- [What to do] Find the string "attention" in the listing and report every line that has it.

— Start Supplied material —

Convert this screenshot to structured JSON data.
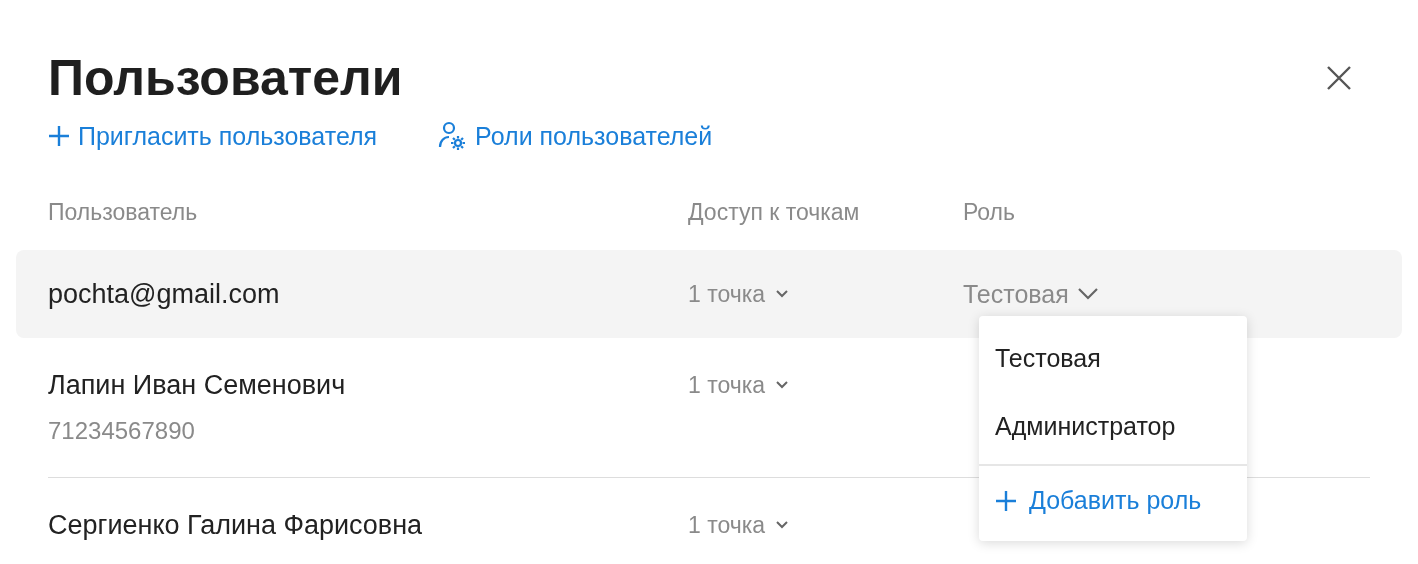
{
  "title": "Пользователи",
  "actions": [
    {
      "kind": "invite",
      "label": "Пригласить пользователя"
    },
    {
      "kind": "roles",
      "label": "Роли пользователей"
    }
  ],
  "columns": [
    "Пользователь",
    "Доступ к точкам",
    "Роль"
  ],
  "rows": [
    {
      "selected": true,
      "name": "pochta@gmail.com",
      "access": "1 точка",
      "role": "Тестовая",
      "role_menu": {
        "items": [
          "Тестовая",
          "Администратор"
        ],
        "add_label": "Добавить роль"
      }
    },
    {
      "selected": false,
      "name": "Лапин Иван Семенович",
      "phone": "71234567890",
      "access": "1 точка"
    },
    {
      "selected": false,
      "name": "Сергиенко Галина Фарисовна",
      "access": "1 точка"
    }
  ]
}
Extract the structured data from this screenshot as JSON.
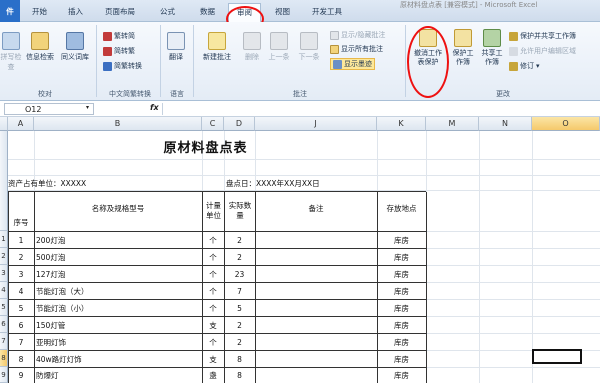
{
  "tabs": [
    "件",
    "开始",
    "插入",
    "页面布局",
    "公式",
    "数据",
    "审阅",
    "视图",
    "开发工具"
  ],
  "window_title": "原材料盘点表  [兼容模式] - Microsoft Excel",
  "ribbon": {
    "proofing": {
      "spell": "拼写检查",
      "research": "信息检索",
      "thesaurus": "同义词库",
      "label": "校对"
    },
    "chinese": {
      "to_trad": "繁转简",
      "to_simp": "简转繁",
      "convert": "简繁转换",
      "label": "中文简繁转换"
    },
    "language": {
      "translate": "翻译",
      "label": "语言"
    },
    "comments": {
      "new": "新建批注",
      "delete": "删除",
      "prev": "上一条",
      "next": "下一条",
      "show_hide": "显示/隐藏批注",
      "show_all": "显示所有批注",
      "show_ink": "显示墨迹",
      "label": "批注"
    },
    "changes": {
      "unprotect": "撤消工作表保护",
      "protect_wb": "保护工作簿",
      "share_wb": "共享工作簿",
      "protect_share": "保护并共享工作簿",
      "allow_edit": "允许用户编辑区域",
      "track": "修订",
      "label": "更改"
    }
  },
  "formula_bar": {
    "name_box": "O12",
    "fx": "fx",
    "value": ""
  },
  "columns": [
    "A",
    "B",
    "C",
    "D",
    "J",
    "K",
    "M",
    "N",
    "O"
  ],
  "row_numbers": [
    "1",
    "2",
    "3",
    "4",
    "5",
    "6",
    "7",
    "8",
    "9"
  ],
  "sheet": {
    "title": "原材料盘点表",
    "unit": "资产占有单位：XXXXX",
    "date": "盘点日：XXXX年XX月XX日",
    "headers": {
      "no": "序号",
      "name": "名称及规格型号",
      "unit": "计量单位",
      "qty": "实际数量",
      "remark": "备注",
      "loc": "存放地点"
    },
    "rows": [
      {
        "no": "1",
        "name": "200灯泡",
        "unit": "个",
        "qty": "2",
        "loc": "库房"
      },
      {
        "no": "2",
        "name": "500灯泡",
        "unit": "个",
        "qty": "2",
        "loc": "库房"
      },
      {
        "no": "3",
        "name": "127灯泡",
        "unit": "个",
        "qty": "23",
        "loc": "库房"
      },
      {
        "no": "4",
        "name": "节能灯泡（大）",
        "unit": "个",
        "qty": "7",
        "loc": "库房"
      },
      {
        "no": "5",
        "name": "节能灯泡（小）",
        "unit": "个",
        "qty": "5",
        "loc": "库房"
      },
      {
        "no": "6",
        "name": "150灯管",
        "unit": "支",
        "qty": "2",
        "loc": "库房"
      },
      {
        "no": "7",
        "name": "亚明灯饰",
        "unit": "个",
        "qty": "2",
        "loc": "库房"
      },
      {
        "no": "8",
        "name": "40w路灯灯饰",
        "unit": "支",
        "qty": "8",
        "loc": "库房"
      },
      {
        "no": "9",
        "name": "防爆灯",
        "unit": "盏",
        "qty": "8",
        "loc": "库房"
      }
    ]
  }
}
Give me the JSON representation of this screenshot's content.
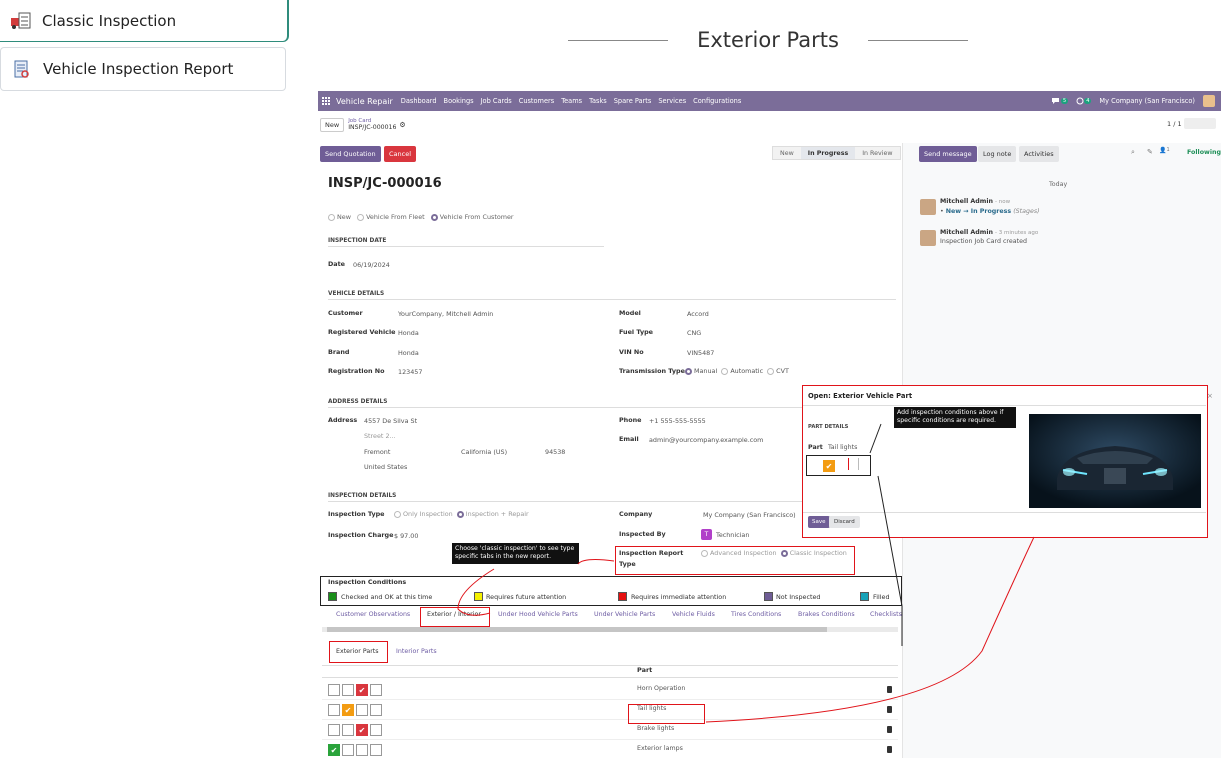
{
  "doc_tabs": [
    {
      "label": "Classic Inspection",
      "icon": "truck-checklist-icon"
    },
    {
      "label": "Vehicle Inspection Report",
      "icon": "report-icon"
    }
  ],
  "section_title": "Exterior Parts",
  "navbar": {
    "app": "Vehicle Repair",
    "menu": [
      "Dashboard",
      "Bookings",
      "Job Cards",
      "Customers",
      "Teams",
      "Tasks",
      "Spare Parts",
      "Services",
      "Configurations"
    ],
    "chat_count": "5",
    "activity_count": "4",
    "company": "My Company (San Francisco)"
  },
  "breadcrumb": {
    "new": "New",
    "parent": "Job Card",
    "record": "INSP/JC-000016",
    "pager": "1 / 1"
  },
  "actions": {
    "send_quotation": "Send Quotation",
    "cancel": "Cancel"
  },
  "status": {
    "stages": [
      "New",
      "In Progress",
      "In Review"
    ],
    "current": "In Progress"
  },
  "chatter_actions": {
    "send_message": "Send message",
    "log_note": "Log note",
    "activities": "Activities",
    "followers": "1",
    "following": "Following"
  },
  "record": {
    "title": "INSP/JC-000016",
    "source_options": [
      "New",
      "Vehicle From Fleet",
      "Vehicle From Customer"
    ],
    "inspection_date_head": "INSPECTION DATE",
    "date_label": "Date",
    "date": "06/19/2024",
    "vehicle_head": "VEHICLE DETAILS",
    "customer_label": "Customer",
    "customer": "YourCompany, Mitchell Admin",
    "reg_vehicle_label": "Registered Vehicle",
    "reg_vehicle": "Honda",
    "brand_label": "Brand",
    "brand": "Honda",
    "reg_no_label": "Registration No",
    "reg_no": "123457",
    "model_label": "Model",
    "model": "Accord",
    "fuel_label": "Fuel Type",
    "fuel": "CNG",
    "vin_label": "VIN No",
    "vin": "VIN5487",
    "transmission_label": "Transmission Type",
    "transmission_options": [
      "Manual",
      "Automatic",
      "CVT"
    ],
    "address_head": "ADDRESS DETAILS",
    "address_label": "Address",
    "street": "4557 De Silva St",
    "street2": "Street 2...",
    "city": "Fremont",
    "state": "California (US)",
    "zip": "94538",
    "country": "United States",
    "phone_label": "Phone",
    "phone": "+1 555-555-5555",
    "email_label": "Email",
    "email": "admin@yourcompany.example.com",
    "insp_head": "INSPECTION DETAILS",
    "insp_type_label": "Inspection Type",
    "insp_type_options": [
      "Only Inspection",
      "Inspection + Repair"
    ],
    "insp_charge_label": "Inspection Charge",
    "insp_charge": "$ 97.00",
    "company_label": "Company",
    "company": "My Company (San Francisco)",
    "insp_by_label": "Inspected By",
    "insp_by": "Technician",
    "insp_by_initial": "T",
    "report_type_label_1": "Inspection Report",
    "report_type_label_2": "Type",
    "report_type_options": [
      "Advanced Inspection",
      "Classic Inspection"
    ]
  },
  "conditions": {
    "title": "Inspection Conditions",
    "items": [
      {
        "label": "Checked and OK at this time",
        "color": "#1a8f1a"
      },
      {
        "label": "Requires future attention",
        "color": "#f5f000"
      },
      {
        "label": "Requires immediate attention",
        "color": "#e61010"
      },
      {
        "label": "Not Inspected",
        "color": "#6f5d96"
      },
      {
        "label": "Filled",
        "color": "#17a2b8"
      }
    ]
  },
  "tabs": [
    "Customer Observations",
    "Exterior / Interior",
    "Under Hood Vehicle Parts",
    "Under Vehicle Parts",
    "Vehicle Fluids",
    "Tires Conditions",
    "Brakes Conditions",
    "Checklists"
  ],
  "subtabs": [
    "Exterior Parts",
    "Interior Parts"
  ],
  "parts_header": "Part",
  "parts": [
    {
      "name": "Horn Operation",
      "state": "red"
    },
    {
      "name": "Tail lights",
      "state": "yellow"
    },
    {
      "name": "Brake lights",
      "state": "red"
    },
    {
      "name": "Exterior lamps",
      "state": "green"
    }
  ],
  "chatter": {
    "today": "Today",
    "messages": [
      {
        "author": "Mitchell Admin",
        "time": "- now",
        "line": "New → In Progress",
        "extra": "(Stages)"
      },
      {
        "author": "Mitchell Admin",
        "time": "- 3 minutes ago",
        "line": "Inspection Job Card created",
        "extra": ""
      }
    ]
  },
  "tooltips": {
    "classic": "Choose 'classic inspection' to see type specific tabs in the new report.",
    "conditions": "Add inspection conditions above if specific conditions are required."
  },
  "modal": {
    "title": "Open: Exterior Vehicle Part",
    "section": "PART DETAILS",
    "part_label": "Part",
    "part_value": "Tail lights",
    "save": "Save",
    "discard": "Discard"
  }
}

— End Supplied material —

- [Answer to this problem]
        "label": "Requires future attention",
        "label": "Requires immediate attention",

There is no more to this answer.